_PROBLEM TO WORK ON_
Every record should be written out exactly, with the pictures left out.
▼▼▼
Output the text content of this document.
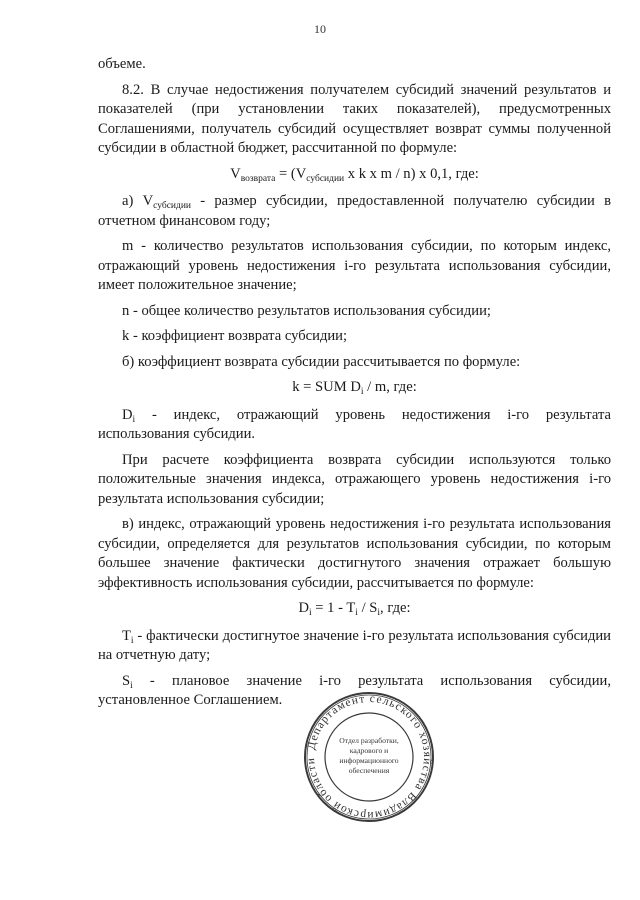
10

объеме.

8.2. В случае недостижения получателем субсидий значений результатов и показателей (при установлении таких показателей), предусмотренных Соглашениями, получатель субсидий осуществляет возврат суммы полученной субсидии в областной бюджет, рассчитанной по формуле:

$V_{возврата} = (V_{субсидии}$ x k x m / n) x 0,1, где:

а) $V_{субсидии}$ - размер субсидии, предоставленной получателю субсидии в отчетном финансовом году;

m - количество результатов использования субсидии, по которым индекс, отражающий уровень недостижения i-го результата использования субсидии, имеет положительное значение;

n - общее количество результатов использования субсидии;

k - коэффициент возврата субсидии;

б) коэффициент возврата субсидии рассчитывается по формуле:

k = SUM $D_i$ / m, где:

$D_i$ - индекс, отражающий уровень недостижения i-го результата использования субсидии.

При расчете коэффициента возврата субсидии используются только положительные значения индекса, отражающего уровень недостижения i-го результата использования субсидии;

в) индекс, отражающий уровень недостижения i-го результата использования субсидии, определяется для результатов использования субсидии, по которым большее значение фактически достигнутого значения отражает большую эффективность использования субсидии, рассчитывается по формуле:

$D_i = 1 - T_i / S_i$, где:

$T_i$ - фактически достигнутое значение i-го результата использования субсидии на отчетную дату;

$S_i$ - плановое значение i-го результата использования субсидии, установленное Соглашением.

Департамент сельского хозяйства Владимирской области
Отдел разработки,
кадрового и
информационного
обеспечения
▲▲▲
_SOLVED PROBLEM_
Output the text content of this document.
10

объеме.

8.2. В случае недостижения получателем субсидий значений результатов и показателей (при установлении таких показателей), предусмотренных Соглашениями, получатель субсидий осуществляет возврат суммы полученной субсидии в областной бюджет, рассчитанной по формуле:

$V_{возврата} = (V_{субсидии}$ x k x m / n) x 0,1, где:

а) $V_{субсидии}$ - размер субсидии, предоставленной получателю субсидии в отчетном финансовом году;

m - количество результатов использования субсидии, по которым индекс, отражающий уровень недостижения i-го результата использования субсидии, имеет положительное значение;

n - общее количество результатов использования субсидии;

k - коэффициент возврата субсидии;

б) коэффициент возврата субсидии рассчитывается по формуле:

k = SUM $D_i$ / m, где:

$D_i$ - индекс, отражающий уровень недостижения i-го результата использования субсидии.

При расчете коэффициента возврата субсидии используются только положительные значения индекса, отражающего уровень недостижения i-го результата использования субсидии;

в) индекс, отражающий уровень недостижения i-го результата использования субсидии, определяется для результатов использования субсидии, по которым большее значение фактически достигнутого значения отражает большую эффективность использования субсидии, рассчитывается по формуле:

$D_i = 1 - T_i / S_i$, где:

$T_i$ - фактически достигнутое значение i-го результата использования субсидии на отчетную дату;

$S_i$ - плановое значение i-го результата использования субсидии, установленное Соглашением.

Департамент сельского хозяйства Владимирской области
Отдел разработки,
кадрового и
информационного
обеспечения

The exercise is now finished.